• THE PROBLEM: Pictures stay out of your copy, but everything else in the records below must be repeated exactly.
--- MATERIAL FOR THIS TASK ---
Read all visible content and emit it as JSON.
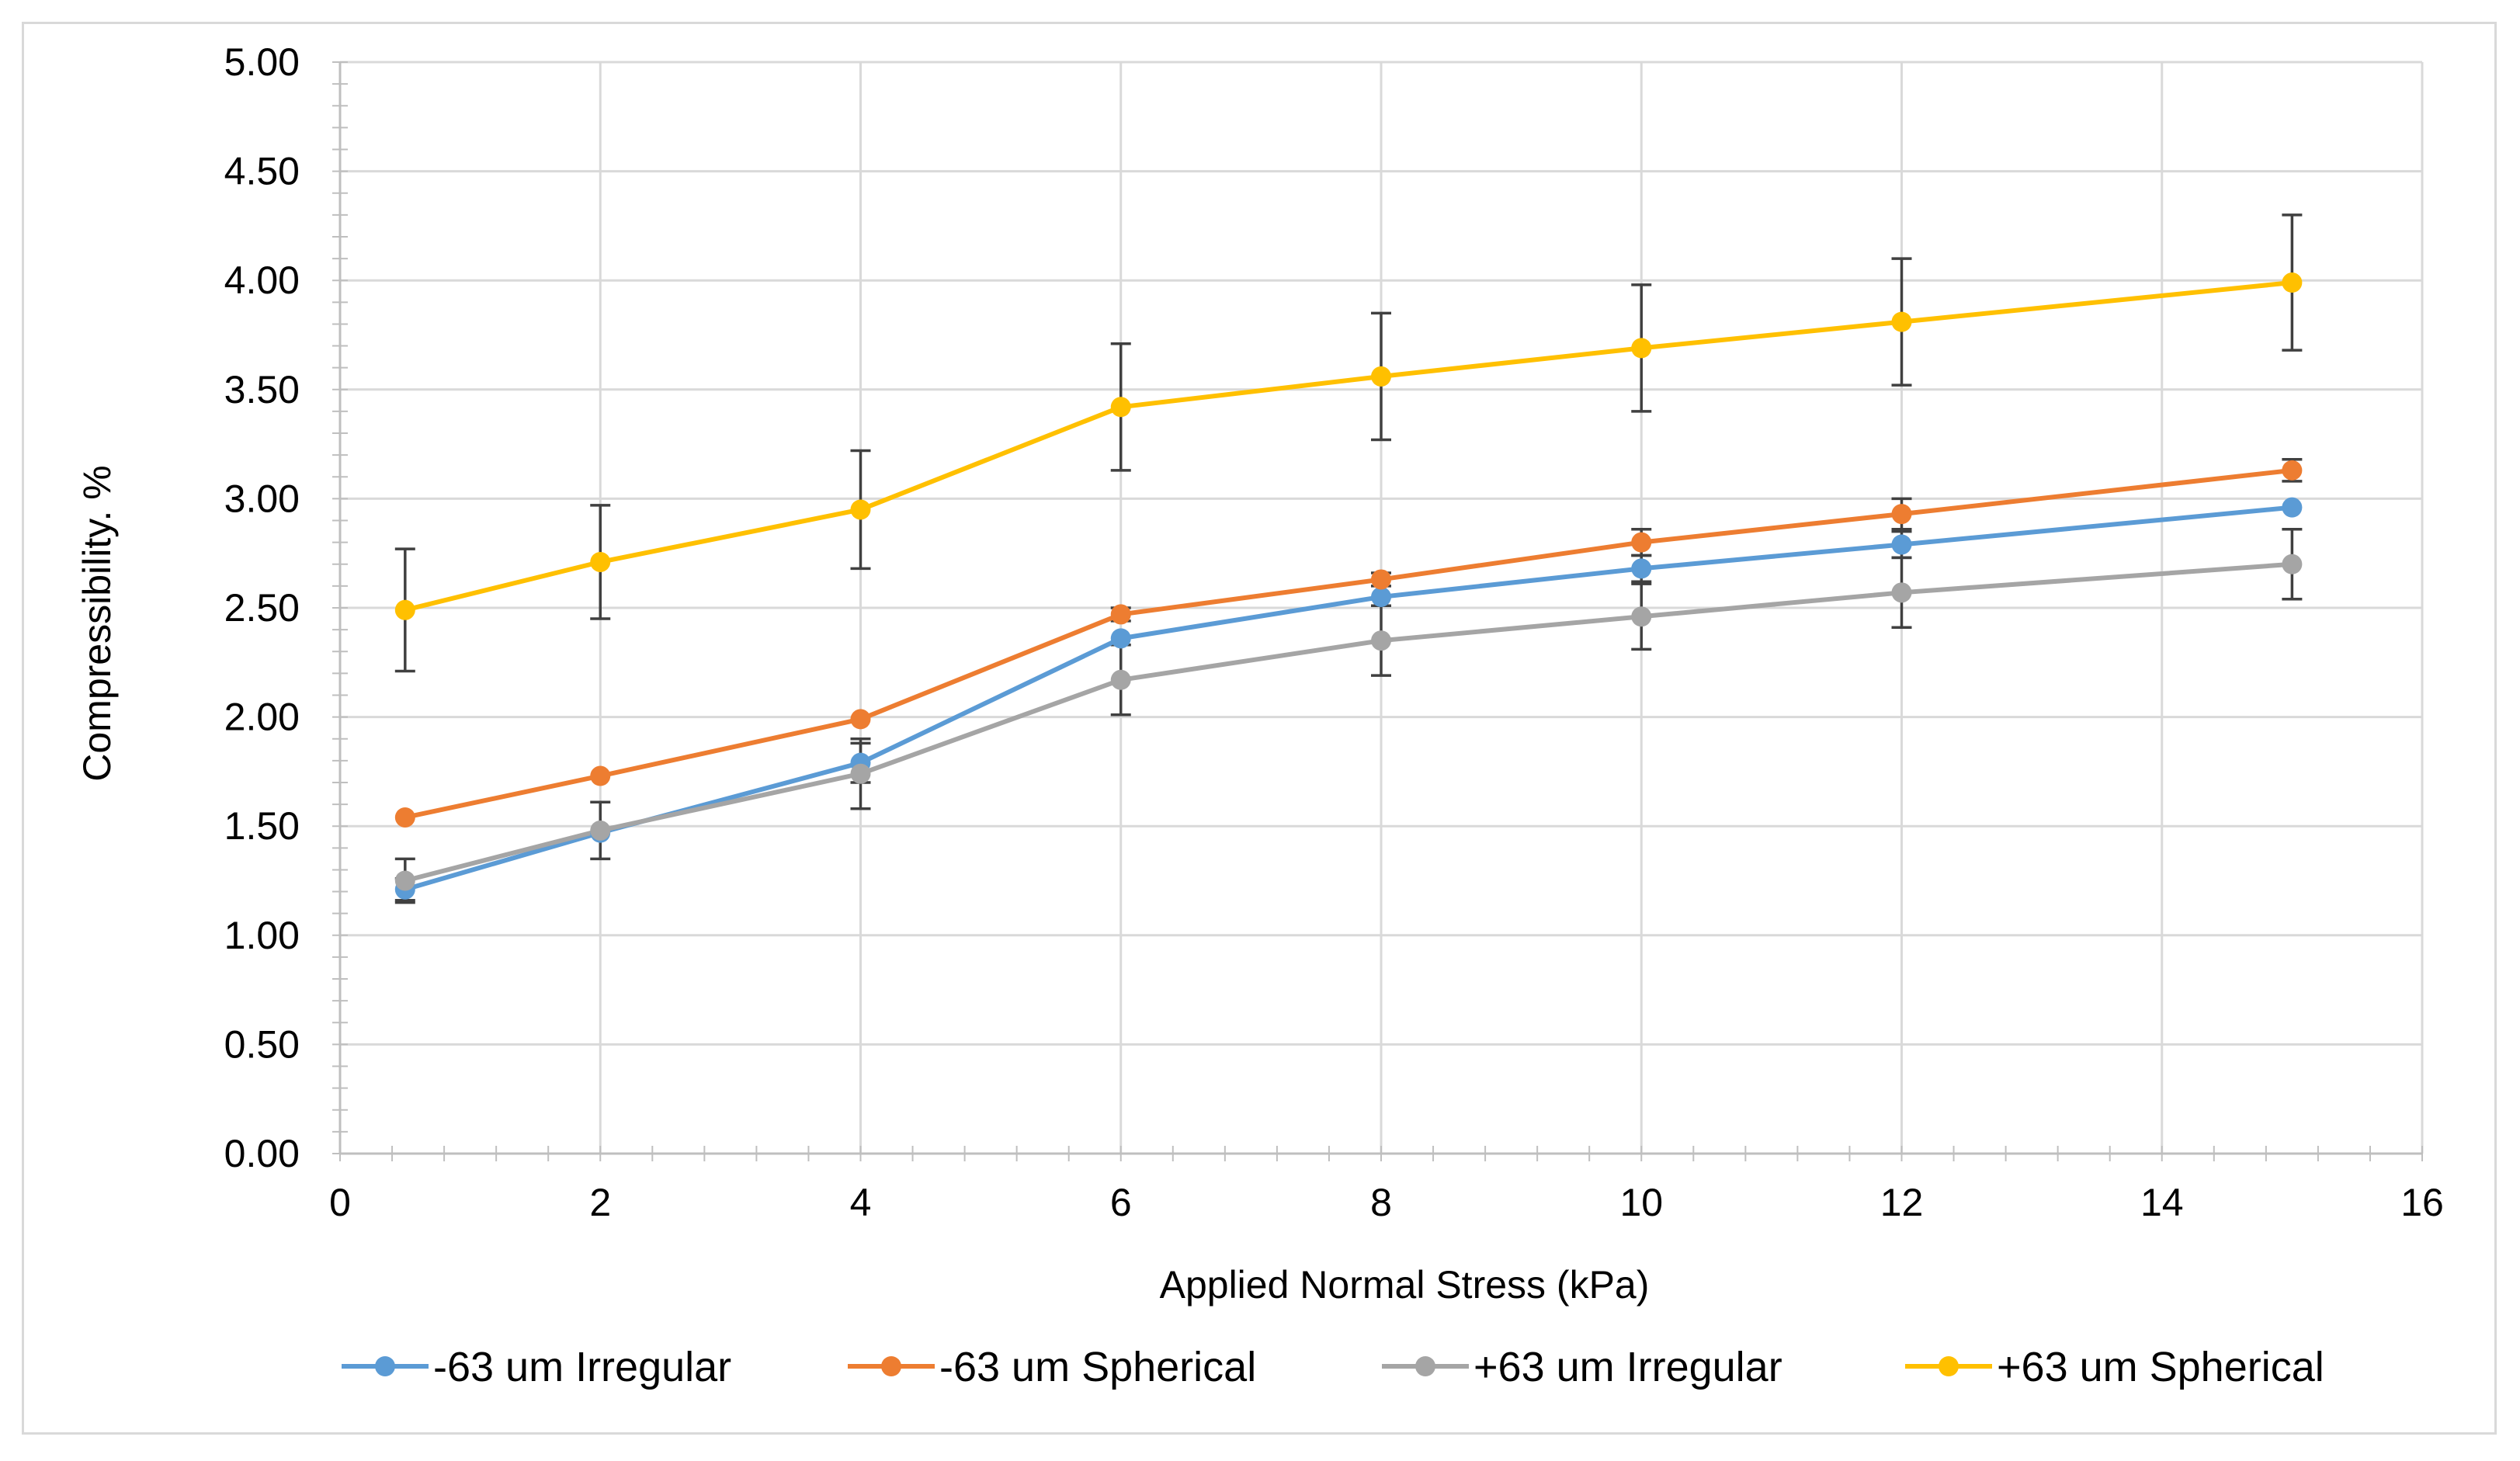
{
  "chart_data": {
    "type": "line",
    "title": "",
    "xlabel": "Applied Normal Stress (kPa)",
    "ylabel": "Compressibility. %",
    "xlim": [
      0,
      16
    ],
    "ylim": [
      0,
      5
    ],
    "xticks": [
      0,
      2,
      4,
      6,
      8,
      10,
      12,
      14,
      16
    ],
    "yticks": [
      0.0,
      0.5,
      1.0,
      1.5,
      2.0,
      2.5,
      3.0,
      3.5,
      4.0,
      4.5,
      5.0
    ],
    "x": [
      0.5,
      2,
      4,
      6,
      8,
      10,
      12,
      15
    ],
    "grid": true,
    "legend_position": "bottom",
    "series": [
      {
        "name": "-63 um Irregular",
        "color": "#5b9bd5",
        "values": [
          1.21,
          1.47,
          1.79,
          2.36,
          2.55,
          2.68,
          2.79,
          2.96
        ],
        "errors": [
          0.05,
          0,
          0.09,
          0,
          0,
          0.06,
          0.06,
          0
        ]
      },
      {
        "name": "-63 um Spherical",
        "color": "#ed7d31",
        "values": [
          1.54,
          1.73,
          1.99,
          2.47,
          2.63,
          2.8,
          2.93,
          3.13
        ],
        "errors": [
          0,
          0,
          0,
          0.03,
          0.03,
          0.06,
          0.07,
          0.05
        ]
      },
      {
        "name": "+63 um Irregular",
        "color": "#a5a5a5",
        "values": [
          1.25,
          1.48,
          1.74,
          2.17,
          2.35,
          2.46,
          2.57,
          2.7
        ],
        "errors": [
          0.1,
          0.13,
          0.16,
          0.16,
          0.16,
          0.15,
          0.16,
          0.16
        ]
      },
      {
        "name": "+63 um Spherical",
        "color": "#ffc000",
        "values": [
          2.49,
          2.71,
          2.95,
          3.42,
          3.56,
          3.69,
          3.81,
          3.99
        ],
        "errors": [
          0.28,
          0.26,
          0.27,
          0.29,
          0.29,
          0.29,
          0.29,
          0.31
        ]
      }
    ]
  }
}
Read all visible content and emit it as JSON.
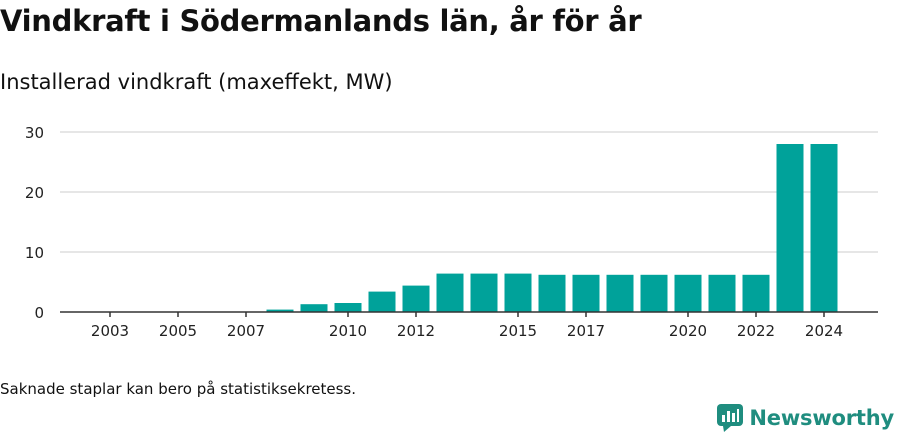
{
  "header": {
    "title": "Vindkraft i Södermanlands län, år för år",
    "subtitle": "Installerad vindkraft (maxeffekt, MW)"
  },
  "footer": {
    "note": "Saknade staplar kan bero på statistiksekretess.",
    "brand": "Newsworthy",
    "brand_icon": "newsworthy-logo-icon"
  },
  "colors": {
    "bar": "#00a29a",
    "grid": "#dddddd",
    "axis": "#333333",
    "brand": "#1f8d7f"
  },
  "chart_data": {
    "type": "bar",
    "categories": [
      "2002",
      "2003",
      "2004",
      "2005",
      "2006",
      "2007",
      "2008",
      "2009",
      "2010",
      "2011",
      "2012",
      "2013",
      "2014",
      "2015",
      "2016",
      "2017",
      "2018",
      "2019",
      "2020",
      "2021",
      "2022",
      "2023",
      "2024"
    ],
    "x_tick_labels": [
      "2003",
      "2005",
      "2007",
      "2010",
      "2012",
      "2015",
      "2017",
      "2020",
      "2022",
      "2024"
    ],
    "values": [
      0,
      0,
      0,
      0,
      0,
      0,
      0.4,
      1.3,
      1.5,
      3.4,
      4.4,
      6.4,
      6.4,
      6.4,
      6.2,
      6.2,
      6.2,
      6.2,
      6.2,
      6.2,
      6.2,
      28,
      28
    ],
    "y_ticks": [
      0,
      10,
      20,
      30
    ],
    "ylim": [
      0,
      30
    ],
    "grid": true,
    "legend": "none"
  }
}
---
• THE RESULT:
Read all visible content and emit it as JSON.
{
  "chart_data": {
    "type": "line",
    "title": "",
    "xlabel": "Applied Normal Stress (kPa)",
    "ylabel": "Compressibility. %",
    "xlim": [
      0,
      16
    ],
    "ylim": [
      0,
      5
    ],
    "xticks": [
      0,
      2,
      4,
      6,
      8,
      10,
      12,
      14,
      16
    ],
    "yticks": [
      0.0,
      0.5,
      1.0,
      1.5,
      2.0,
      2.5,
      3.0,
      3.5,
      4.0,
      4.5,
      5.0
    ],
    "x": [
      0.5,
      2,
      4,
      6,
      8,
      10,
      12,
      15
    ],
    "grid": true,
    "legend_position": "bottom",
    "series": [
      {
        "name": "-63 um Irregular",
        "color": "#5b9bd5",
        "values": [
          1.21,
          1.47,
          1.79,
          2.36,
          2.55,
          2.68,
          2.79,
          2.96
        ],
        "errors": [
          0.05,
          0,
          0.09,
          0,
          0,
          0.06,
          0.06,
          0
        ]
      },
      {
        "name": "-63 um Spherical",
        "color": "#ed7d31",
        "values": [
          1.54,
          1.73,
          1.99,
          2.47,
          2.63,
          2.8,
          2.93,
          3.13
        ],
        "errors": [
          0,
          0,
          0,
          0.03,
          0.03,
          0.06,
          0.07,
          0.05
        ]
      },
      {
        "name": "+63 um Irregular",
        "color": "#a5a5a5",
        "values": [
          1.25,
          1.48,
          1.74,
          2.17,
          2.35,
          2.46,
          2.57,
          2.7
        ],
        "errors": [
          0.1,
          0.13,
          0.16,
          0.16,
          0.16,
          0.15,
          0.16,
          0.16
        ]
      },
      {
        "name": "+63 um Spherical",
        "color": "#ffc000",
        "values": [
          2.49,
          2.71,
          2.95,
          3.42,
          3.56,
          3.69,
          3.81,
          3.99
        ],
        "errors": [
          0.28,
          0.26,
          0.27,
          0.29,
          0.29,
          0.29,
          0.29,
          0.31
        ]
      }
    ]
  }
}
Read all visible content and emit it as JSON.
{
  "header": {
    "title": "Vindkraft i Södermanlands län, år för år",
    "subtitle": "Installerad vindkraft (maxeffekt, MW)"
  },
  "footer": {
    "note": "Saknade staplar kan bero på statistiksekretess.",
    "brand": "Newsworthy",
    "brand_icon": "newsworthy-logo-icon"
  },
  "colors": {
    "bar": "#00a29a",
    "grid": "#dddddd",
    "axis": "#333333",
    "brand": "#1f8d7f"
  },
  "chart_data": {
    "type": "bar",
    "categories": [
      "2002",
      "2003",
      "2004",
      "2005",
      "2006",
      "2007",
      "2008",
      "2009",
      "2010",
      "2011",
      "2012",
      "2013",
      "2014",
      "2015",
      "2016",
      "2017",
      "2018",
      "2019",
      "2020",
      "2021",
      "2022",
      "2023",
      "2024"
    ],
    "x_tick_labels": [
      "2003",
      "2005",
      "2007",
      "2010",
      "2012",
      "2015",
      "2017",
      "2020",
      "2022",
      "2024"
    ],
    "values": [
      0,
      0,
      0,
      0,
      0,
      0,
      0.4,
      1.3,
      1.5,
      3.4,
      4.4,
      6.4,
      6.4,
      6.4,
      6.2,
      6.2,
      6.2,
      6.2,
      6.2,
      6.2,
      6.2,
      28,
      28
    ],
    "y_ticks": [
      0,
      10,
      20,
      30
    ],
    "ylim": [
      0,
      30
    ],
    "grid": true,
    "legend": "none"
  }
}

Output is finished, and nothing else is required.